* **Task details**
Review the listing and copy each line that holds the word "khoa".

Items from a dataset
'''

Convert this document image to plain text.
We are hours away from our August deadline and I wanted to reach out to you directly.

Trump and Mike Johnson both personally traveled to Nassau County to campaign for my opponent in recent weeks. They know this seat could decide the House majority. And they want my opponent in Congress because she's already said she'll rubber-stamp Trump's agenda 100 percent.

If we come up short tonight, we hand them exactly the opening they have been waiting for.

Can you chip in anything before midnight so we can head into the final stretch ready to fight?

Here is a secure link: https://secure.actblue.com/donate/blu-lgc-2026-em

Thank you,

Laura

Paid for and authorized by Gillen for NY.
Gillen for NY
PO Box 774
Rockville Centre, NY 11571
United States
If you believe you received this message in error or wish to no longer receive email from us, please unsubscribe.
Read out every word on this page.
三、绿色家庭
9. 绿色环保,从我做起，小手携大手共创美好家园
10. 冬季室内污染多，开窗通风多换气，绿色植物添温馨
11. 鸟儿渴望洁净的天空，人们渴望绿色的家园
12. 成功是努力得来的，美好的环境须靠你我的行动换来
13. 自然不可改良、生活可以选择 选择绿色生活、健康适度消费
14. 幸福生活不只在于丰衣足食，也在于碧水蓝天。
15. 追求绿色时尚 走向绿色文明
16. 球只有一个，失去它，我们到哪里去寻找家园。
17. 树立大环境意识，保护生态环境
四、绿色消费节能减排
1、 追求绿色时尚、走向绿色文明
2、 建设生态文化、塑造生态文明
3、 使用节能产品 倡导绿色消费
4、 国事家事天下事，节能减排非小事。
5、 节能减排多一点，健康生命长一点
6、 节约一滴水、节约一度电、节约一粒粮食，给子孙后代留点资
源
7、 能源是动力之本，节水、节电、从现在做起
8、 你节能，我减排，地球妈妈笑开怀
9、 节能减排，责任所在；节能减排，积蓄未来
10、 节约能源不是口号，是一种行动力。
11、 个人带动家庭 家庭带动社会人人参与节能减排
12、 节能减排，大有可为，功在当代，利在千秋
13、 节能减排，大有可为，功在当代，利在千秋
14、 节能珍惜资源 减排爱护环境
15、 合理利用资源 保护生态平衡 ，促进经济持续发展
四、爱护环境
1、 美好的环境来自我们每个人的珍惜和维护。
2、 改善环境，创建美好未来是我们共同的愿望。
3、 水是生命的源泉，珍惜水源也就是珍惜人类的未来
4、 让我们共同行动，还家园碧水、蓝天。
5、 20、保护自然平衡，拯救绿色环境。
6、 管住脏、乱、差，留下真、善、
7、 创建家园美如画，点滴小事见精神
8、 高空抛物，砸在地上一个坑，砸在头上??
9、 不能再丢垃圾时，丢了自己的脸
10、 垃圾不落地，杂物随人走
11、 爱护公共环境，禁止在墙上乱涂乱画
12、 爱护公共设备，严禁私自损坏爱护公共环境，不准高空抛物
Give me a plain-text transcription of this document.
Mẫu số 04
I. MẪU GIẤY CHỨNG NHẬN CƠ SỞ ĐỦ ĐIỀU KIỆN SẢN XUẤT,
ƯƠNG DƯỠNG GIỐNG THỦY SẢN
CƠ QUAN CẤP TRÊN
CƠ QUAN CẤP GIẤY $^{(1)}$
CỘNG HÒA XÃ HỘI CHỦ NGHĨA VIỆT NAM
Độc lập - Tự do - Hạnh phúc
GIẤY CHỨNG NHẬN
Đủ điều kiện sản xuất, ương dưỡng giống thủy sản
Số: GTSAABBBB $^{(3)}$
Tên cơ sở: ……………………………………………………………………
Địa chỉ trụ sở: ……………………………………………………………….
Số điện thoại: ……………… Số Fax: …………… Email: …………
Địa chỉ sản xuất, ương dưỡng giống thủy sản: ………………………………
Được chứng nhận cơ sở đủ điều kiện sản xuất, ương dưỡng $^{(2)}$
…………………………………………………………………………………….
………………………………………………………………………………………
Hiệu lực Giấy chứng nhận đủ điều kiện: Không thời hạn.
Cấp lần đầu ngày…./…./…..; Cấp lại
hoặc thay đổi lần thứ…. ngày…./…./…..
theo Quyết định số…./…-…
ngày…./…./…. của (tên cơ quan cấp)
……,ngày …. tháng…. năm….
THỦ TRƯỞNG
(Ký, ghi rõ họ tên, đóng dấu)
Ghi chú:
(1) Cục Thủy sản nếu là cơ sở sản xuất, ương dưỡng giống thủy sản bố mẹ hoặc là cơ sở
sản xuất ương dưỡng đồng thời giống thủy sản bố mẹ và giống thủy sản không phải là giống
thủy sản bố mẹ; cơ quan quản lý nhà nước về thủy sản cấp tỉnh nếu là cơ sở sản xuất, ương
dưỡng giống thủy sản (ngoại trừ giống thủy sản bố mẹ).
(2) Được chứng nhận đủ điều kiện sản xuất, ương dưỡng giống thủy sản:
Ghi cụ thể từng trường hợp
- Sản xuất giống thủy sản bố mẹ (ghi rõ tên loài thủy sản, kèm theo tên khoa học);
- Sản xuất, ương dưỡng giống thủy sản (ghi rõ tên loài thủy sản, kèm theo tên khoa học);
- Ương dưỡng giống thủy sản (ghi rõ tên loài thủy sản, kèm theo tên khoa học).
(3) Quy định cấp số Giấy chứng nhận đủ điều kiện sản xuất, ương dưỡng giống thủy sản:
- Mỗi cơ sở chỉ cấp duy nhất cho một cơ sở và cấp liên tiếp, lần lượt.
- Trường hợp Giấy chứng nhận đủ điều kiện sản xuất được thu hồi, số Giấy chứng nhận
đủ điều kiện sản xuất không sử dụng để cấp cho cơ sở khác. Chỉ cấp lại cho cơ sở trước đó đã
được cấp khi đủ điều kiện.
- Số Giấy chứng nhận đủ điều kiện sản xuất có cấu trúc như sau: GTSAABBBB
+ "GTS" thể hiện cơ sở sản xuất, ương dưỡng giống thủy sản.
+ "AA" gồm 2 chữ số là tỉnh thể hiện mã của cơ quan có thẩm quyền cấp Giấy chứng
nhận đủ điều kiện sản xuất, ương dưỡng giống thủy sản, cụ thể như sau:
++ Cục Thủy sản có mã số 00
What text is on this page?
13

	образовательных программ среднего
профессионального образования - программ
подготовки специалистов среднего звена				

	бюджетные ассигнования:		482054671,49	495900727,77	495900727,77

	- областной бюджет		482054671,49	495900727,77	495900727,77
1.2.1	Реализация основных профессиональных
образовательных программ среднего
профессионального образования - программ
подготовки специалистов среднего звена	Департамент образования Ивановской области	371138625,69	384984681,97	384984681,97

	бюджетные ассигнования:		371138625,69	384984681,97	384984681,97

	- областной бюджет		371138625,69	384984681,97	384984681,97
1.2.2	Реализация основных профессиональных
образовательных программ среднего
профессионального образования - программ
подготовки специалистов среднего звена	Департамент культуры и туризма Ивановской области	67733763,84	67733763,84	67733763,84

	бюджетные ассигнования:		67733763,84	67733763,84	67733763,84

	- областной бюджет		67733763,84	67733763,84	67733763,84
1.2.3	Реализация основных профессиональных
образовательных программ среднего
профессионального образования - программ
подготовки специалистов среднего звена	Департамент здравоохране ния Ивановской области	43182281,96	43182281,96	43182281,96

'''

* **Result of this exercise**
- Sản xuất giống thủy sản bố mẹ (ghi rõ tên loài thủy sản, kèm theo tên khoa học);
- Sản xuất, ương dưỡng giống thủy sản (ghi rõ tên loài thủy sản, kèm theo tên khoa học);
- Ương dưỡng giống thủy sản (ghi rõ tên loài thủy sản, kèm theo tên khoa học).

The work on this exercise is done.